§ What the task asks: Reproduce all entries word for word.

-- start Supplied records --

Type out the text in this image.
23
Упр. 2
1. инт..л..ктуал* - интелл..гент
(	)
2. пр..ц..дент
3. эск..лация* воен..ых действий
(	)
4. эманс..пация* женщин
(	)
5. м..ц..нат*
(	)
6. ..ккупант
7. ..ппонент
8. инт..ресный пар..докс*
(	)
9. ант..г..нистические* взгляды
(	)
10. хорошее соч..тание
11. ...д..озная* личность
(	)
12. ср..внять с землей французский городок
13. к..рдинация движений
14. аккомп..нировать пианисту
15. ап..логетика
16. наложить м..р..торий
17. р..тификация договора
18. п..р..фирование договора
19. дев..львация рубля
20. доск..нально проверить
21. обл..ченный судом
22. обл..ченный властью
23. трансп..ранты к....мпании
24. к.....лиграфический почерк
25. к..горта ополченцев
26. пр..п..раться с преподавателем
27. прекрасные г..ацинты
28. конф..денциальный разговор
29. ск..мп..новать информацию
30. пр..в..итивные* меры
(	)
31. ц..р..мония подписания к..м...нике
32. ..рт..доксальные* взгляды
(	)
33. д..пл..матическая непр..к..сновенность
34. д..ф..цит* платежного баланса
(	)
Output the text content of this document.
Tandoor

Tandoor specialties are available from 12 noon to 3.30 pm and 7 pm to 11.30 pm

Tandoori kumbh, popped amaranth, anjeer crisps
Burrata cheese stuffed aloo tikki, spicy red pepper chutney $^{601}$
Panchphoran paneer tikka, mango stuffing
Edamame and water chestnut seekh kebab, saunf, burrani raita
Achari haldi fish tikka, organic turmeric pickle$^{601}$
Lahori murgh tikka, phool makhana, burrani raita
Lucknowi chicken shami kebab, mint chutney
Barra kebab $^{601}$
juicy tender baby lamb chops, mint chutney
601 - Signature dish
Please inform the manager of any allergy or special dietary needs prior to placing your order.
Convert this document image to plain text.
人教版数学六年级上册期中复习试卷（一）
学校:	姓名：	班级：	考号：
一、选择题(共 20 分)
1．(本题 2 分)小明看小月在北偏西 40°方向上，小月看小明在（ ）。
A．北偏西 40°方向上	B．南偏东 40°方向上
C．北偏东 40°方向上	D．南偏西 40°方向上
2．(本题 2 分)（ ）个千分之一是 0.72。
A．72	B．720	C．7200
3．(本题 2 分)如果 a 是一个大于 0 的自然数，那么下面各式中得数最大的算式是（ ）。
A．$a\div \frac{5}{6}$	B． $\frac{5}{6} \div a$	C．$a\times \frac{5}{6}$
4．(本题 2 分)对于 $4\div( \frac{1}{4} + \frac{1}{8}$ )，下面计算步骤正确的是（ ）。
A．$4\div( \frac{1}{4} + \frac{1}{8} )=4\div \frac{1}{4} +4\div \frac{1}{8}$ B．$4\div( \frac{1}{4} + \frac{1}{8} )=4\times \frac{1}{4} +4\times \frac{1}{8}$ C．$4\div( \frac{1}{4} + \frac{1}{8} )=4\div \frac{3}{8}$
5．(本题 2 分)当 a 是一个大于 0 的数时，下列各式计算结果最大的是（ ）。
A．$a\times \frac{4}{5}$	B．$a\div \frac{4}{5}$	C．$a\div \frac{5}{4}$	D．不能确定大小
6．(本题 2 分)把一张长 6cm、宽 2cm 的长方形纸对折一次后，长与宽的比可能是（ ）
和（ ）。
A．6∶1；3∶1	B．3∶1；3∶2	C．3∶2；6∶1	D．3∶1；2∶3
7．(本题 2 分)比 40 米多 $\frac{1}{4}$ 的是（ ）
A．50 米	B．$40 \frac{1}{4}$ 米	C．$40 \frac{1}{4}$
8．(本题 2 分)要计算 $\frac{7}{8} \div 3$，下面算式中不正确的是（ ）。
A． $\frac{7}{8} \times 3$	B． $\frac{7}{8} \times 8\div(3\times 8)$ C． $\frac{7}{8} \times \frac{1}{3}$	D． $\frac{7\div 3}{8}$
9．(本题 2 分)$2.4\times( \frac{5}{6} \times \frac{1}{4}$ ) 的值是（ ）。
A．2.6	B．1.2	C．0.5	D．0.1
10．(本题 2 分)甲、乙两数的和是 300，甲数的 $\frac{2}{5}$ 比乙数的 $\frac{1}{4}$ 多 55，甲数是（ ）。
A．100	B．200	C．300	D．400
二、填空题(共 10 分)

-- end Supplied records --

§ Solved problem:
Type out the text in this image.
23
Упр. 2
1. инт..л..ктуал* - интелл..гент
(	)
2. пр..ц..дент
3. эск..лация* воен..ых действий
(	)
4. эманс..пация* женщин
(	)
5. м..ц..нат*
(	)
6. ..ккупант
7. ..ппонент
8. инт..ресный пар..докс*
(	)
9. ант..г..нистические* взгляды
(	)
10. хорошее соч..тание
11. ...д..озная* личность
(	)
12. ср..внять с землей французский городок
13. к..рдинация движений
14. аккомп..нировать пианисту
15. ап..логетика
16. наложить м..р..торий
17. р..тификация договора
18. п..р..фирование договора
19. дев..львация рубля
20. доск..нально проверить
21. обл..ченный судом
22. обл..ченный властью
23. трансп..ранты к....мпании
24. к.....лиграфический почерк
25. к..горта ополченцев
26. пр..п..раться с преподавателем
27. прекрасные г..ацинты
28. конф..денциальный разговор
29. ск..мп..новать информацию
30. пр..в..итивные* меры
(	)
31. ц..р..мония подписания к..м...нике
32. ..рт..доксальные* взгляды
(	)
33. д..пл..матическая непр..к..сновенность
34. д..ф..цит* платежного баланса
(	)
Output the text content of this document.
Tandoor

Tandoor specialties are available from 12 noon to 3.30 pm and 7 pm to 11.30 pm

Tandoori kumbh, popped amaranth, anjeer crisps
Burrata cheese stuffed aloo tikki, spicy red pepper chutney $^{601}$
Panchphoran paneer tikka, mango stuffing
Edamame and water chestnut seekh kebab, saunf, burrani raita
Achari haldi fish tikka, organic turmeric pickle$^{601}$
Lahori murgh tikka, phool makhana, burrani raita
Lucknowi chicken shami kebab, mint chutney
Barra kebab $^{601}$
juicy tender baby lamb chops, mint chutney
601 - Signature dish
Please inform the manager of any allergy or special dietary needs prior to placing your order.
Convert this document image to plain text.
人教版数学六年级上册期中复习试卷（一）
学校:	姓名：	班级：	考号：
一、选择题(共 20 分)
1．(本题 2 分)小明看小月在北偏西 40°方向上，小月看小明在（ ）。
A．北偏西 40°方向上	B．南偏东 40°方向上
C．北偏东 40°方向上	D．南偏西 40°方向上
2．(本题 2 分)（ ）个千分之一是 0.72。
A．72	B．720	C．7200
3．(本题 2 分)如果 a 是一个大于 0 的自然数，那么下面各式中得数最大的算式是（ ）。
A．$a\div \frac{5}{6}$	B． $\frac{5}{6} \div a$	C．$a\times \frac{5}{6}$
4．(本题 2 分)对于 $4\div( \frac{1}{4} + \frac{1}{8}$ )，下面计算步骤正确的是（ ）。
A．$4\div( \frac{1}{4} + \frac{1}{8} )=4\div \frac{1}{4} +4\div \frac{1}{8}$ B．$4\div( \frac{1}{4} + \frac{1}{8} )=4\times \frac{1}{4} +4\times \frac{1}{8}$ C．$4\div( \frac{1}{4} + \frac{1}{8} )=4\div \frac{3}{8}$
5．(本题 2 分)当 a 是一个大于 0 的数时，下列各式计算结果最大的是（ ）。
A．$a\times \frac{4}{5}$	B．$a\div \frac{4}{5}$	C．$a\div \frac{5}{4}$	D．不能确定大小
6．(本题 2 分)把一张长 6cm、宽 2cm 的长方形纸对折一次后，长与宽的比可能是（ ）
和（ ）。
A．6∶1；3∶1	B．3∶1；3∶2	C．3∶2；6∶1	D．3∶1；2∶3
7．(本题 2 分)比 40 米多 $\frac{1}{4}$ 的是（ ）
A．50 米	B．$40 \frac{1}{4}$ 米	C．$40 \frac{1}{4}$
8．(本题 2 分)要计算 $\frac{7}{8} \div 3$，下面算式中不正确的是（ ）。
A． $\frac{7}{8} \times 3$	B． $\frac{7}{8} \times 8\div(3\times 8)$ C． $\frac{7}{8} \times \frac{1}{3}$	D． $\frac{7\div 3}{8}$
9．(本题 2 分)$2.4\times( \frac{5}{6} \times \frac{1}{4}$ ) 的值是（ ）。
A．2.6	B．1.2	C．0.5	D．0.1
10．(本题 2 分)甲、乙两数的和是 300，甲数的 $\frac{2}{5}$ 比乙数的 $\frac{1}{4}$ 多 55，甲数是（ ）。
A．100	B．200	C．300	D．400
二、填空题(共 10 分)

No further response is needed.